Entries with figure data:
···

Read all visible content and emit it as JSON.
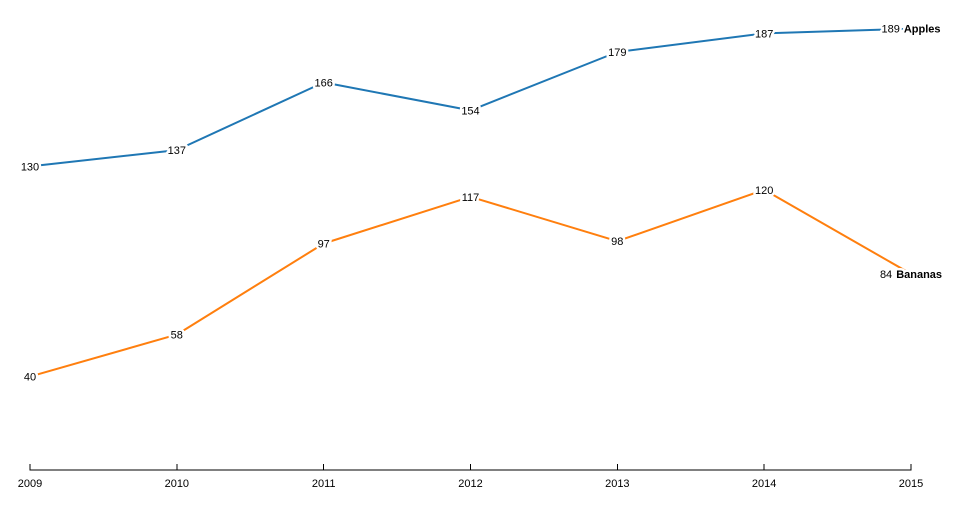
{
  "chart_data": {
    "type": "line",
    "title": "",
    "x": [
      2009,
      2010,
      2011,
      2012,
      2013,
      2014,
      2015
    ],
    "x_tick_labels": [
      "2009",
      "2010",
      "2011",
      "2012",
      "2013",
      "2014",
      "2015"
    ],
    "series": [
      {
        "name": "Apples",
        "color": "#1f77b4",
        "values": [
          130,
          137,
          166,
          154,
          179,
          187,
          189
        ]
      },
      {
        "name": "Bananas",
        "color": "#ff7f0e",
        "values": [
          40,
          58,
          97,
          117,
          98,
          120,
          84
        ]
      }
    ],
    "xlim": [
      2009,
      2015
    ],
    "ylim": [
      0,
      200
    ],
    "grid": false,
    "y_axis_shown": false,
    "legend_position": "line-end-labels",
    "colors": {
      "background": "#ffffff",
      "axis": "#000000",
      "label_text": "#000000",
      "halo": "#ffffff"
    }
  }
}
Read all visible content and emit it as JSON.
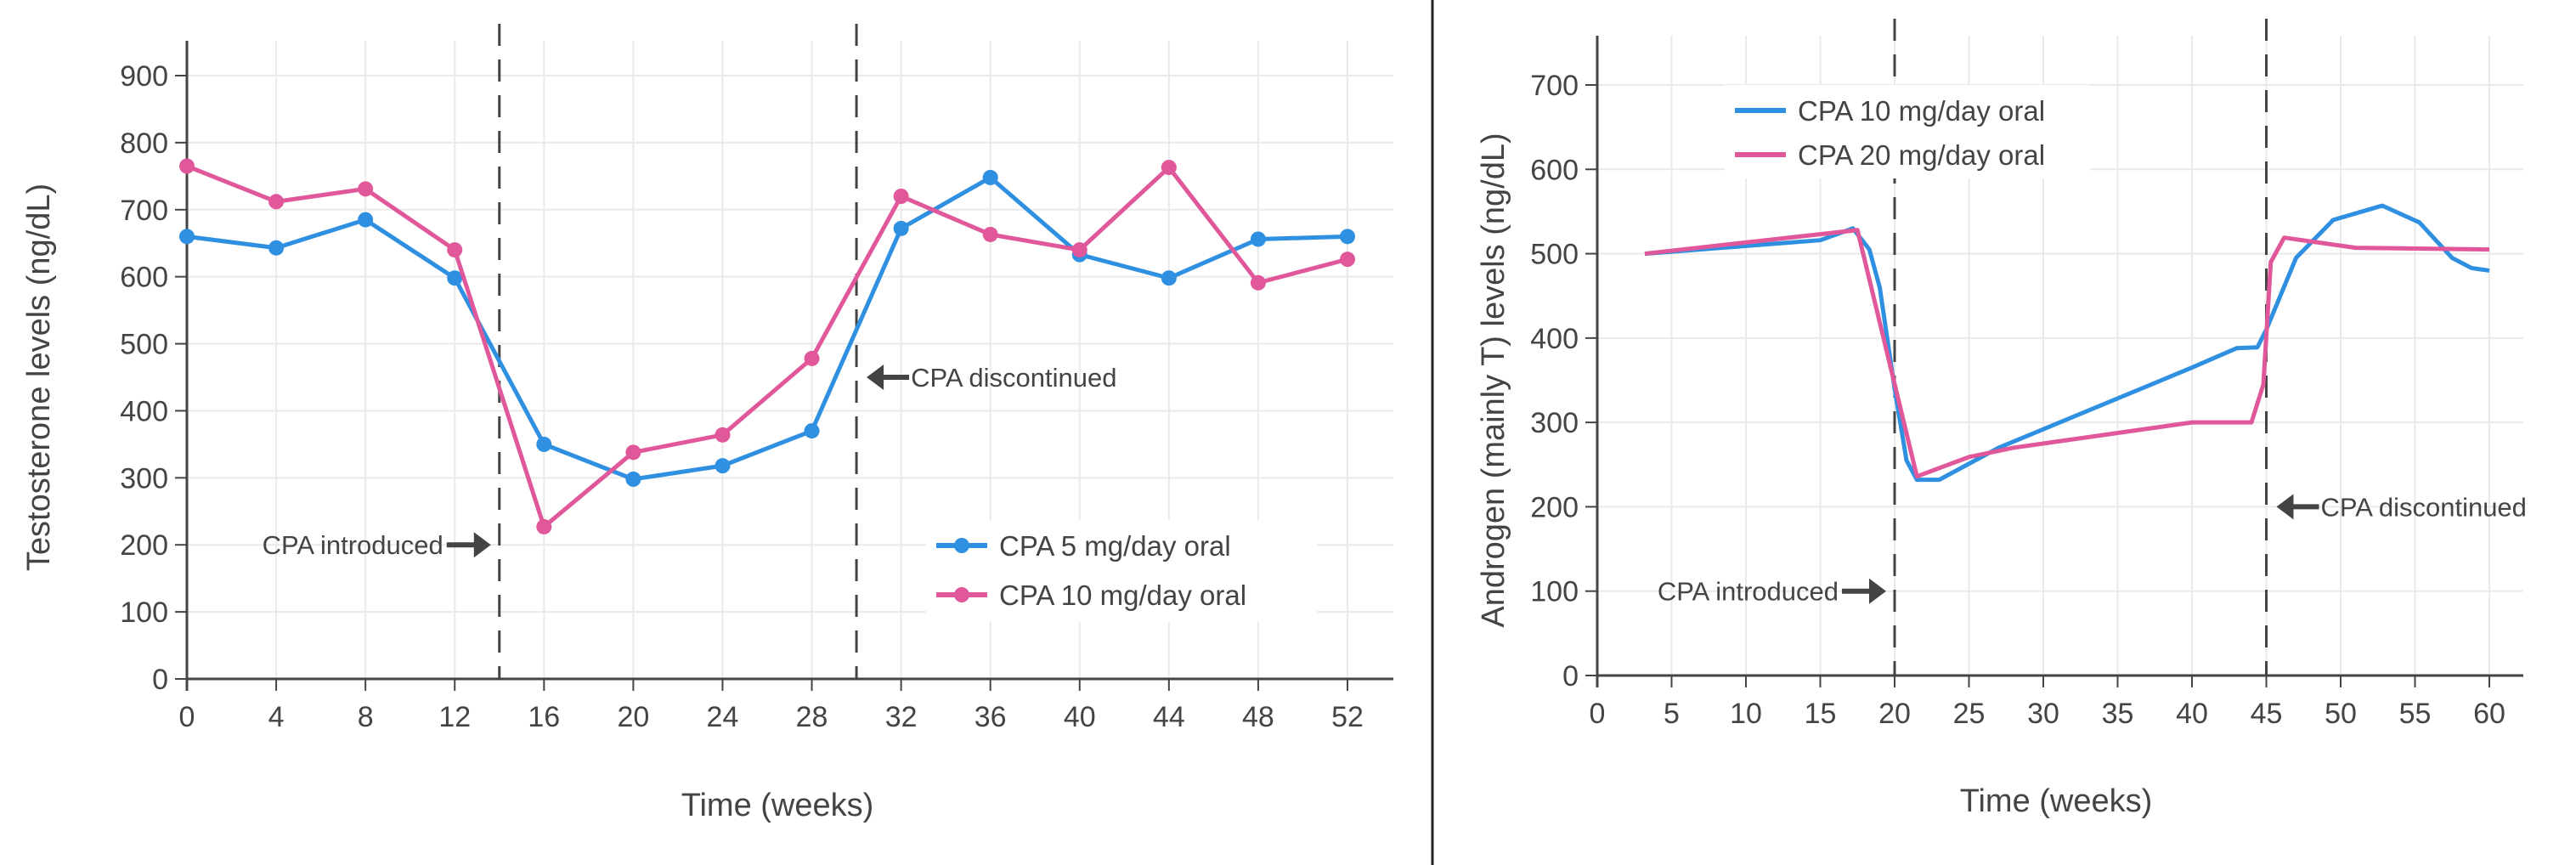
{
  "chart_data": [
    {
      "type": "line",
      "xlabel": "Time (weeks)",
      "ylabel": "Testosterone levels (ng/dL)",
      "xlim": [
        0,
        52
      ],
      "ylim": [
        0,
        900
      ],
      "xticks": [
        0,
        4,
        8,
        12,
        16,
        20,
        24,
        28,
        32,
        36,
        40,
        44,
        48,
        52
      ],
      "yticks": [
        0,
        100,
        200,
        300,
        400,
        500,
        600,
        700,
        800,
        900
      ],
      "grid": true,
      "markers": true,
      "legend_placement": "bottom-right",
      "series": [
        {
          "name": "CPA 5 mg/day oral",
          "color": "#2f8fe0",
          "x": [
            0,
            4,
            8,
            12,
            16,
            20,
            24,
            28,
            32,
            36,
            40,
            44,
            48,
            52
          ],
          "y": [
            660,
            643,
            685,
            598,
            350,
            298,
            318,
            370,
            672,
            748,
            633,
            598,
            656,
            660
          ]
        },
        {
          "name": "CPA 10 mg/day oral",
          "color": "#e0589a",
          "x": [
            0,
            4,
            8,
            12,
            16,
            20,
            24,
            28,
            32,
            36,
            40,
            44,
            48,
            52
          ],
          "y": [
            765,
            712,
            731,
            640,
            227,
            338,
            364,
            478,
            720,
            663,
            640,
            763,
            591,
            626
          ]
        }
      ],
      "vlines": [
        14,
        30
      ],
      "annotations": [
        {
          "text": "CPA introduced",
          "x": 14,
          "y": 200,
          "arrow": "right"
        },
        {
          "text": "CPA discontinued",
          "x": 30,
          "y": 450,
          "arrow": "left"
        }
      ]
    },
    {
      "type": "line",
      "xlabel": "Time (weeks)",
      "ylabel": "Androgen (mainly T) levels (ng/dL)",
      "xlim": [
        0,
        62
      ],
      "ylim": [
        0,
        700
      ],
      "xticks": [
        0,
        5,
        10,
        15,
        20,
        25,
        30,
        35,
        40,
        45,
        50,
        55,
        60
      ],
      "yticks": [
        0,
        100,
        200,
        300,
        400,
        500,
        600,
        700
      ],
      "grid": true,
      "markers": false,
      "legend_placement": "top-left",
      "series": [
        {
          "name": "CPA 10 mg/day oral",
          "color": "#2f8fe0",
          "x": [
            3.2,
            15,
            17.2,
            18.3,
            19,
            20,
            20.8,
            21.5,
            23,
            27,
            40,
            43,
            44.4,
            45,
            47,
            49.5,
            52.8,
            55.3,
            57.5,
            58.8,
            60
          ],
          "y": [
            500,
            516,
            530,
            505,
            460,
            340,
            255,
            232,
            232,
            270,
            365,
            388,
            389,
            410,
            495,
            540,
            557,
            537,
            495,
            483,
            480
          ]
        },
        {
          "name": "CPA 20 mg/day oral",
          "color": "#e0589a",
          "x": [
            3.2,
            17.5,
            21.5,
            25,
            28,
            40,
            44,
            44.8,
            45.3,
            46.2,
            51,
            60
          ],
          "y": [
            500,
            528,
            236,
            259,
            270,
            300,
            300,
            345,
            490,
            519,
            507,
            505
          ]
        }
      ],
      "vlines": [
        20,
        45
      ],
      "annotations": [
        {
          "text": "CPA introduced",
          "x": 20,
          "y": 100,
          "arrow": "right"
        },
        {
          "text": "CPA discontinued",
          "x": 45,
          "y": 200,
          "arrow": "left"
        }
      ]
    }
  ]
}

···

_Instructions to follow_
Retype the listing exactly. Pictures do not belong in the copy.

_Reply_
Read all visible content and emit it as JSON.
{
  "chart_data": {
    "type": "line",
    "title": "",
    "x": [
      2009,
      2010,
      2011,
      2012,
      2013,
      2014,
      2015
    ],
    "x_tick_labels": [
      "2009",
      "2010",
      "2011",
      "2012",
      "2013",
      "2014",
      "2015"
    ],
    "series": [
      {
        "name": "Apples",
        "color": "#1f77b4",
        "values": [
          130,
          137,
          166,
          154,
          179,
          187,
          189
        ]
      },
      {
        "name": "Bananas",
        "color": "#ff7f0e",
        "values": [
          40,
          58,
          97,
          117,
          98,
          120,
          84
        ]
      }
    ],
    "xlim": [
      2009,
      2015
    ],
    "ylim": [
      0,
      200
    ],
    "grid": false,
    "y_axis_shown": false,
    "legend_position": "line-end-labels",
    "colors": {
      "background": "#ffffff",
      "axis": "#000000",
      "label_text": "#000000",
      "halo": "#ffffff"
    }
  }
}
Read all visible content and emit it as JSON.
{
  "chart_data": [
    {
      "type": "line",
      "xlabel": "Time (weeks)",
      "ylabel": "Testosterone levels (ng/dL)",
      "xlim": [
        0,
        52
      ],
      "ylim": [
        0,
        900
      ],
      "xticks": [
        0,
        4,
        8,
        12,
        16,
        20,
        24,
        28,
        32,
        36,
        40,
        44,
        48,
        52
      ],
      "yticks": [
        0,
        100,
        200,
        300,
        400,
        500,
        600,
        700,
        800,
        900
      ],
      "grid": true,
      "markers": true,
      "legend_placement": "bottom-right",
      "series": [
        {
          "name": "CPA 5 mg/day oral",
          "color": "#2f8fe0",
          "x": [
            0,
            4,
            8,
            12,
            16,
            20,
            24,
            28,
            32,
            36,
            40,
            44,
            48,
            52
          ],
          "y": [
            660,
            643,
            685,
            598,
            350,
            298,
            318,
            370,
            672,
            748,
            633,
            598,
            656,
            660
          ]
        },
        {
          "name": "CPA 10 mg/day oral",
          "color": "#e0589a",
          "x": [
            0,
            4,
            8,
            12,
            16,
            20,
            24,
            28,
            32,
            36,
            40,
            44,
            48,
            52
          ],
          "y": [
            765,
            712,
            731,
            640,
            227,
            338,
            364,
            478,
            720,
            663,
            640,
            763,
            591,
            626
          ]
        }
      ],
      "vlines": [
        14,
        30
      ],
      "annotations": [
        {
          "text": "CPA introduced",
          "x": 14,
          "y": 200,
          "arrow": "right"
        },
        {
          "text": "CPA discontinued",
          "x": 30,
          "y": 450,
          "arrow": "left"
        }
      ]
    },
    {
      "type": "line",
      "xlabel": "Time (weeks)",
      "ylabel": "Androgen (mainly T) levels (ng/dL)",
      "xlim": [
        0,
        62
      ],
      "ylim": [
        0,
        700
      ],
      "xticks": [
        0,
        5,
        10,
        15,
        20,
        25,
        30,
        35,
        40,
        45,
        50,
        55,
        60
      ],
      "yticks": [
        0,
        100,
        200,
        300,
        400,
        500,
        600,
        700
      ],
      "grid": true,
      "markers": false,
      "legend_placement": "top-left",
      "series": [
        {
          "name": "CPA 10 mg/day oral",
          "color": "#2f8fe0",
          "x": [
            3.2,
            15,
            17.2,
            18.3,
            19,
            20,
            20.8,
            21.5,
            23,
            27,
            40,
            43,
            44.4,
            45,
            47,
            49.5,
            52.8,
            55.3,
            57.5,
            58.8,
            60
          ],
          "y": [
            500,
            516,
            530,
            505,
            460,
            340,
            255,
            232,
            232,
            270,
            365,
            388,
            389,
            410,
            495,
            540,
            557,
            537,
            495,
            483,
            480
          ]
        },
        {
          "name": "CPA 20 mg/day oral",
          "color": "#e0589a",
          "x": [
            3.2,
            17.5,
            21.5,
            25,
            28,
            40,
            44,
            44.8,
            45.3,
            46.2,
            51,
            60
          ],
          "y": [
            500,
            528,
            236,
            259,
            270,
            300,
            300,
            345,
            490,
            519,
            507,
            505
          ]
        }
      ],
      "vlines": [
        20,
        45
      ],
      "annotations": [
        {
          "text": "CPA introduced",
          "x": 20,
          "y": 100,
          "arrow": "right"
        },
        {
          "text": "CPA discontinued",
          "x": 45,
          "y": 200,
          "arrow": "left"
        }
      ]
    }
  ]
}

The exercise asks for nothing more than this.